- Textauszug -
Vergangene Woche urteilte das OLG Frankfurt am Main, ob eine im EU-Ausland geschlossene Minderjährigenehe nach deutschem Recht aufgehoben werden kann.

Die Aufhebung sei aufgrund der schweren Härte, die aus der Verletzung der Rechte beider Ehepartner auf Freizügigkeit innerhalb der EU resultierenden würde, nicht möglich.

–  OLG Frankfurt am Main, Beschluss vom 28.07.19, Az. 5 UF 97/19

Die dem Urteil des OLG Frankfurt am Main zugrundeliegenden Fallkonstellationen

Die Antragsgegner, ein Ehepaar, sind bulgarische Staatsangehörige. Die Ehefrau, welche mit bereits 15 Jahren ihr erstes Kind gebar, heiratete im Frühjahr 2018, mit 17 Jahren ihren Ehemann. Seit Sommer 2018 leben beide in Deutschland. Zudem erwartet die Frau aktuell ihr zweites Kind.

[Positionsdaten der Elemente]

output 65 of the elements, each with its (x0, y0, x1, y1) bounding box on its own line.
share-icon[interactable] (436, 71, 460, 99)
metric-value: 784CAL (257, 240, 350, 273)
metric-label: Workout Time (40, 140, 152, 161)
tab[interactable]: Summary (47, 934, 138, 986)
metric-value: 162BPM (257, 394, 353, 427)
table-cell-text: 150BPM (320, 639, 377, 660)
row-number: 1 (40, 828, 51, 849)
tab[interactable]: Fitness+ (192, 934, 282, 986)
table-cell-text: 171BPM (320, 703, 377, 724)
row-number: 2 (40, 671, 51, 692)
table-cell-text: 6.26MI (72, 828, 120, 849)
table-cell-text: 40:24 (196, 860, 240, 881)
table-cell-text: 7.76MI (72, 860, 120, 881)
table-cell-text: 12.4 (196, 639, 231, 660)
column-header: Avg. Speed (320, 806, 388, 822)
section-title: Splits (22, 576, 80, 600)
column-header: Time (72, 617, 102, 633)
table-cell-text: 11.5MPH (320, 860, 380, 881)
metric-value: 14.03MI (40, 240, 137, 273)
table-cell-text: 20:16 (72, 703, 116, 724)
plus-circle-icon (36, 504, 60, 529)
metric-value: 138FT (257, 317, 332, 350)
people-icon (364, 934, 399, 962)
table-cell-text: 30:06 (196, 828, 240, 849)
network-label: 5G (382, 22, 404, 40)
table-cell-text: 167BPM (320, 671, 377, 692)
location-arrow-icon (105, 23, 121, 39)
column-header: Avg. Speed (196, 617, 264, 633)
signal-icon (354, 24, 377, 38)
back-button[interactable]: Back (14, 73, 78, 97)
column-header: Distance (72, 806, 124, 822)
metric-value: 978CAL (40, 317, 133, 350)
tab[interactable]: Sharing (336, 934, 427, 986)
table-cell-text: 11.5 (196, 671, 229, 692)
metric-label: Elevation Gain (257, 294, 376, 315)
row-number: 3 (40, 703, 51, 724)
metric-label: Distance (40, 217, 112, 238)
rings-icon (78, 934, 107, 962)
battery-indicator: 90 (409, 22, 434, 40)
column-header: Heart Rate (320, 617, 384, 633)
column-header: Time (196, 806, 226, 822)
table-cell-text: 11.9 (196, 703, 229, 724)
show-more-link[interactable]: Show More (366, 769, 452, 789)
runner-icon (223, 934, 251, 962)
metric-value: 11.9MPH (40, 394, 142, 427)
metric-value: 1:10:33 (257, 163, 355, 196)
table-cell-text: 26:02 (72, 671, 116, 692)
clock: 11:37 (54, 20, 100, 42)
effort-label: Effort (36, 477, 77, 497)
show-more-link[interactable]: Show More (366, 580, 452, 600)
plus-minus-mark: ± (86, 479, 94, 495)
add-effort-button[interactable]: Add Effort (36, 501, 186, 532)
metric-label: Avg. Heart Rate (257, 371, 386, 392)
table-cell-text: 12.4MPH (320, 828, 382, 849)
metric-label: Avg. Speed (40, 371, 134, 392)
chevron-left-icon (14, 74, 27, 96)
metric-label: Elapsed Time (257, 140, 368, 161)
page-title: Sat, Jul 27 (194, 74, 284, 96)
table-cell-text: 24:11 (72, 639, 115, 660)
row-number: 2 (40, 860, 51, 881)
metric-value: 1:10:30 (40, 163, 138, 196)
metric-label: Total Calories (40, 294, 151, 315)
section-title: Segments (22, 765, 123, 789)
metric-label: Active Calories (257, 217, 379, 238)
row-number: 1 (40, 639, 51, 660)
==
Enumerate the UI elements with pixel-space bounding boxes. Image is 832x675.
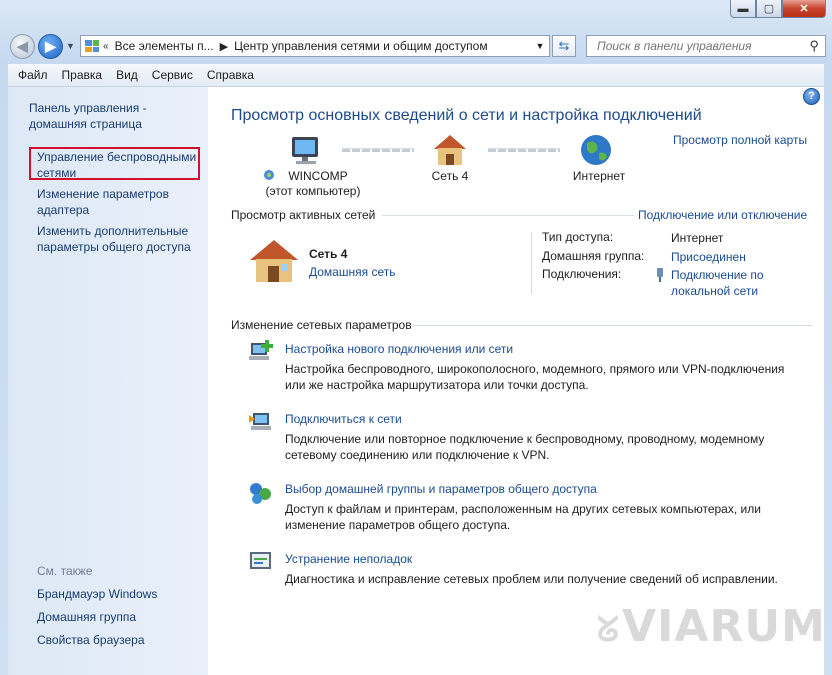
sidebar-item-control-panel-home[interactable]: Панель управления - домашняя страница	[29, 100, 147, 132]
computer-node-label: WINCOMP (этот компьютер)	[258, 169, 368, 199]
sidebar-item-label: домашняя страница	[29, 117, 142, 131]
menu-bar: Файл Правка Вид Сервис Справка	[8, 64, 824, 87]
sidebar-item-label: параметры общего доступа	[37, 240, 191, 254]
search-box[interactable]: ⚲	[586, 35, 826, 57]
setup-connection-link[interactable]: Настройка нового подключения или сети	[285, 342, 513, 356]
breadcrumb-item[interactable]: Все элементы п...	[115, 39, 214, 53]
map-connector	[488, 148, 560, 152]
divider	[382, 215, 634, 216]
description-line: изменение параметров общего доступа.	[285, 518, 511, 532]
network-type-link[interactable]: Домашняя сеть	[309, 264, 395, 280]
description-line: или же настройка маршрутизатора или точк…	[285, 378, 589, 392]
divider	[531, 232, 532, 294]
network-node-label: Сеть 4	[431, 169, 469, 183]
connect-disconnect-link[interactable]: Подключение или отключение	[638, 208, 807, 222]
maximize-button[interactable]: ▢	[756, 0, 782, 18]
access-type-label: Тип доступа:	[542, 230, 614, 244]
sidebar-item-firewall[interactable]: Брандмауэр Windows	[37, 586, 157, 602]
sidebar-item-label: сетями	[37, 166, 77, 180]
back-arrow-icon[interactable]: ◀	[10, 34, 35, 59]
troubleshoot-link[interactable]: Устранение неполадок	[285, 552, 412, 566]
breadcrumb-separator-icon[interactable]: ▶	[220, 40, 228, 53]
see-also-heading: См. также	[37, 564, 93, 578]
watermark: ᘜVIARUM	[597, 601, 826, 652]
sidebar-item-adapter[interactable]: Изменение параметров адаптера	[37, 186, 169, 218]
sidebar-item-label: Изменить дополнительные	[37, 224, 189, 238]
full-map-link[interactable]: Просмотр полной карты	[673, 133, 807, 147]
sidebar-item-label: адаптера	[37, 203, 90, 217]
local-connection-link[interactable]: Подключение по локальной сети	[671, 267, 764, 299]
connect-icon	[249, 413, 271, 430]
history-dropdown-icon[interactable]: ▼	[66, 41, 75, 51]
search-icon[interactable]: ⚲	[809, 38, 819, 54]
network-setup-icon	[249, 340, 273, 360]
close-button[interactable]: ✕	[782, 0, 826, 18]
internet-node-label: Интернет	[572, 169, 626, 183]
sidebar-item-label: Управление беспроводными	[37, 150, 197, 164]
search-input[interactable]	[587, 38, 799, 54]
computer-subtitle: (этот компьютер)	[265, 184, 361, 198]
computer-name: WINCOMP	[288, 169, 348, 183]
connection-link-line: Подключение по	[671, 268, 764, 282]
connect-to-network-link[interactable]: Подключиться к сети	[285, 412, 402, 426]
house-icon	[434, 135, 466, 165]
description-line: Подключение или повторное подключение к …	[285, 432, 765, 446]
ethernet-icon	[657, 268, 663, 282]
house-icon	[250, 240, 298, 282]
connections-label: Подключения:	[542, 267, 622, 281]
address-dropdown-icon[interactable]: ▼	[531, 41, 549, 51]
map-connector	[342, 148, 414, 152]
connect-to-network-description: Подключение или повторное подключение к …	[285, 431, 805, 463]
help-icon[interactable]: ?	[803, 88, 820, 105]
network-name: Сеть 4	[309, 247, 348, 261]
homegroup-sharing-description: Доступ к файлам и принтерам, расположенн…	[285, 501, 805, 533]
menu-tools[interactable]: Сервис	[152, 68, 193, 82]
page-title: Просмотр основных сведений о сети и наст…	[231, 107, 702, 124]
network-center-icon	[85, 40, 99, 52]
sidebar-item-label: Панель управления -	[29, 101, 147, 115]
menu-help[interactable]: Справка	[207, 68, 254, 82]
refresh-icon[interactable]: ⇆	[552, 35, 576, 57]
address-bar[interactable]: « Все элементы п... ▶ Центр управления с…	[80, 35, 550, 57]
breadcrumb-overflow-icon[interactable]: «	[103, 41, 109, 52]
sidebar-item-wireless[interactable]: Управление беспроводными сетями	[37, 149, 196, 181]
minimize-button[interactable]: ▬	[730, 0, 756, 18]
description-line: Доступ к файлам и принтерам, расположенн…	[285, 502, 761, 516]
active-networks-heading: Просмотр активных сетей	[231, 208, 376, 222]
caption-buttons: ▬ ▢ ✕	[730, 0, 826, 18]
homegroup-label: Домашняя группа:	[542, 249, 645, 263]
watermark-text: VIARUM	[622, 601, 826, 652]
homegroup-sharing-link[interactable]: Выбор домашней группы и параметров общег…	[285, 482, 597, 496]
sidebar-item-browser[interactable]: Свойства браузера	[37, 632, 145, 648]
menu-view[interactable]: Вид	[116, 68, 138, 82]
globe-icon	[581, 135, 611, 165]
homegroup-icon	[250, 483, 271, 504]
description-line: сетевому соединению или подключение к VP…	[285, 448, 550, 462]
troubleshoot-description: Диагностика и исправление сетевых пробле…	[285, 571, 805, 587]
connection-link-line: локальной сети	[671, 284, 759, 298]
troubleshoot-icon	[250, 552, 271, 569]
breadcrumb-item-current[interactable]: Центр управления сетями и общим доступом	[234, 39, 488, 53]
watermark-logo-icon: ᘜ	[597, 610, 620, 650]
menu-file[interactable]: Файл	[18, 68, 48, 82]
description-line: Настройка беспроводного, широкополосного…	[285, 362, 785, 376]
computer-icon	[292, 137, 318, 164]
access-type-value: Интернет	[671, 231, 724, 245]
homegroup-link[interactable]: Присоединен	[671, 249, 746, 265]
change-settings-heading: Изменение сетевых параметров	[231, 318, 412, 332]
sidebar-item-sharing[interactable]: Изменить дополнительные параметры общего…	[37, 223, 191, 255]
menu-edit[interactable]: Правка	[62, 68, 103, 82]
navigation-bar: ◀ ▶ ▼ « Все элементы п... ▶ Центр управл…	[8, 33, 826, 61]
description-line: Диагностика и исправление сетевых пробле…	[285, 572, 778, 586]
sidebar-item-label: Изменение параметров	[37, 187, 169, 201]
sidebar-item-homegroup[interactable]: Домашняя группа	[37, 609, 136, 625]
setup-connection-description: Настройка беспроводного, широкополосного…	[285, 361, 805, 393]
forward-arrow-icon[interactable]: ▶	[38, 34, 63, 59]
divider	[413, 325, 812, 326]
...
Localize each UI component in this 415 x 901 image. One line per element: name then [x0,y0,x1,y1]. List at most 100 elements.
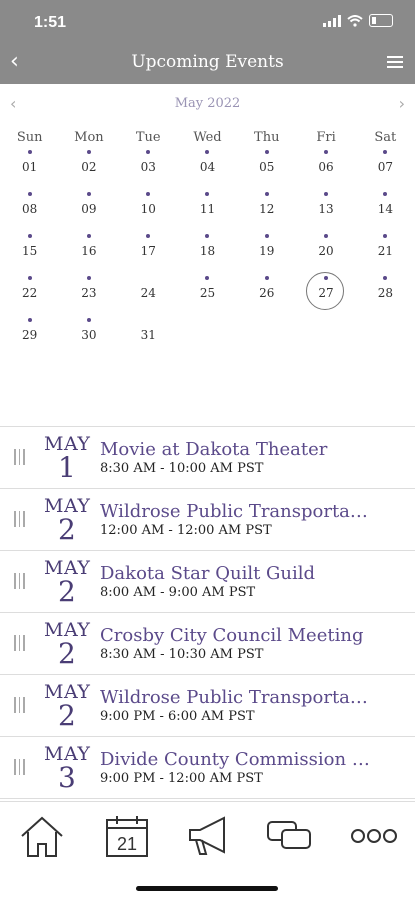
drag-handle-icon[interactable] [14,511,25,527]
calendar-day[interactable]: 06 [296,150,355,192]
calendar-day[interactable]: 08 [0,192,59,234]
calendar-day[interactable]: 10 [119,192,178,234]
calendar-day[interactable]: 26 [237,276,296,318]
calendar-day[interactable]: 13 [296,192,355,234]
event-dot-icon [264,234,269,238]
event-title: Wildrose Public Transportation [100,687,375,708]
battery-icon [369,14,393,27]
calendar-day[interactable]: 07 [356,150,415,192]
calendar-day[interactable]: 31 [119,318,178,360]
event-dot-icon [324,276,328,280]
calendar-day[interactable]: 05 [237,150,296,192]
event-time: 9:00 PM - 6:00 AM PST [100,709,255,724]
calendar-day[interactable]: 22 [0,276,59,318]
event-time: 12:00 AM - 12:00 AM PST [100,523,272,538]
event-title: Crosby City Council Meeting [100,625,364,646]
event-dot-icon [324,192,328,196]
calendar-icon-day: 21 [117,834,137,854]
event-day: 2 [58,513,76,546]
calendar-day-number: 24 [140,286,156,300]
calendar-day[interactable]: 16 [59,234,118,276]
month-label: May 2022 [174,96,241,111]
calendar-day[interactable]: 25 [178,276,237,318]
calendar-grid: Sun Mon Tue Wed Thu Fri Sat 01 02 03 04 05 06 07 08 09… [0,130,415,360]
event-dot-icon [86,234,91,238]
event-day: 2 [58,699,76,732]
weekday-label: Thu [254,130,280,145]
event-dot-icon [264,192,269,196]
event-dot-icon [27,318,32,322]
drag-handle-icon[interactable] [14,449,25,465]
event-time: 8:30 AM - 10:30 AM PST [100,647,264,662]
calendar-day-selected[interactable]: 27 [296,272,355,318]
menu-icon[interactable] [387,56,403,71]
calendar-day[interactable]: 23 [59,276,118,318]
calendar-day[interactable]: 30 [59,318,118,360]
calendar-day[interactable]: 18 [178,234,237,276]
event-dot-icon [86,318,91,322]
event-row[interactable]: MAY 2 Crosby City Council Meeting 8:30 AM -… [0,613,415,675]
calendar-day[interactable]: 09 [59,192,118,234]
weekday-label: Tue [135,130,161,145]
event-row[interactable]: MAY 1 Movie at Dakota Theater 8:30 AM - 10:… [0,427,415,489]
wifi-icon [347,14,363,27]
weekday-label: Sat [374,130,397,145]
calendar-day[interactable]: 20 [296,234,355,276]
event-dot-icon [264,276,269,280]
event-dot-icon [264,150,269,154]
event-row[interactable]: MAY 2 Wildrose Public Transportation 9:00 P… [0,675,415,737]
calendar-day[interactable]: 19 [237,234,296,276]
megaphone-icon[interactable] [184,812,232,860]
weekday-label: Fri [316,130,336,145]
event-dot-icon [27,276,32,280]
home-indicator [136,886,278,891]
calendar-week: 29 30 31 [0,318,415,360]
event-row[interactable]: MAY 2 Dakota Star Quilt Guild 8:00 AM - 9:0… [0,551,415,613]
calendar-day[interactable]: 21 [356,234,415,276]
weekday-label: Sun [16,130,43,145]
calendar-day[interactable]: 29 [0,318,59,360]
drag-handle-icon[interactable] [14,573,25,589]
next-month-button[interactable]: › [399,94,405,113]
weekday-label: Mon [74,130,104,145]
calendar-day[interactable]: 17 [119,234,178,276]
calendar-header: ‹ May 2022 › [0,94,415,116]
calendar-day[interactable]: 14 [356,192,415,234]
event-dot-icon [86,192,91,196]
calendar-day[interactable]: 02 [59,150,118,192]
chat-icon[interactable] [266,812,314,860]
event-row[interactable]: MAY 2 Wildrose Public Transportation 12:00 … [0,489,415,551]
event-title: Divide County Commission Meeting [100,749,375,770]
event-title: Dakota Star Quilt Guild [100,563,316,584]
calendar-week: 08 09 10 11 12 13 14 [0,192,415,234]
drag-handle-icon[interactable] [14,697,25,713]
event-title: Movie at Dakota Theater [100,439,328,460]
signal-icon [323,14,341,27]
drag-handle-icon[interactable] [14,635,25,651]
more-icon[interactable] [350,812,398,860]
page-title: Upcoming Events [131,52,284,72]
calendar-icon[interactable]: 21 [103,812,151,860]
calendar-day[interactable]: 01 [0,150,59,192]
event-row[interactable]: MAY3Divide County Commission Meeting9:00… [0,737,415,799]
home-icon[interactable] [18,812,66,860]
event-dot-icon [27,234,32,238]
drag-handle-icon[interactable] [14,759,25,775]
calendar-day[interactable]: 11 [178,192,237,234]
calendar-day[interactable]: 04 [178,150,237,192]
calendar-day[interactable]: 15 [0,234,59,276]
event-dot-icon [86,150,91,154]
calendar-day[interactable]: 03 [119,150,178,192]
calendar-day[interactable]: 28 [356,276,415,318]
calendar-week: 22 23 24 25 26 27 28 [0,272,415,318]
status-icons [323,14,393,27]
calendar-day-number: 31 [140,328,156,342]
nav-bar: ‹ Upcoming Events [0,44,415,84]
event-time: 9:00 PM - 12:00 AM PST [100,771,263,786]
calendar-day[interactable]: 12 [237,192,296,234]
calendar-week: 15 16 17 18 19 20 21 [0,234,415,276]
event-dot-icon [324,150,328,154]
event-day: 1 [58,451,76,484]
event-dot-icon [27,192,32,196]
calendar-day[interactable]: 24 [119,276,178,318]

- Aufgabenstellung A -
In welchem Alter hat die Ehefrau laut Textauszug ihren Ehemann geheiratet?
- Aufgabenstellung B -
Gib den Abschnitt des Textauszugs von „Vergangene Woche urteilte“ bis „aufgehoben werden kann.“ wortgetreu wieder.
Die Einträge werden für die Aufgaben nicht gebraucht.

- Vollständige Lösung A -
Mit 17 Jahren.

- Vollständige Lösung B -
Vergangene Woche urteilte das OLG Frankfurt am Main, ob eine im EU-Ausland geschlossene Minderjährigenehe nach deutschem Recht aufgehoben werden kann.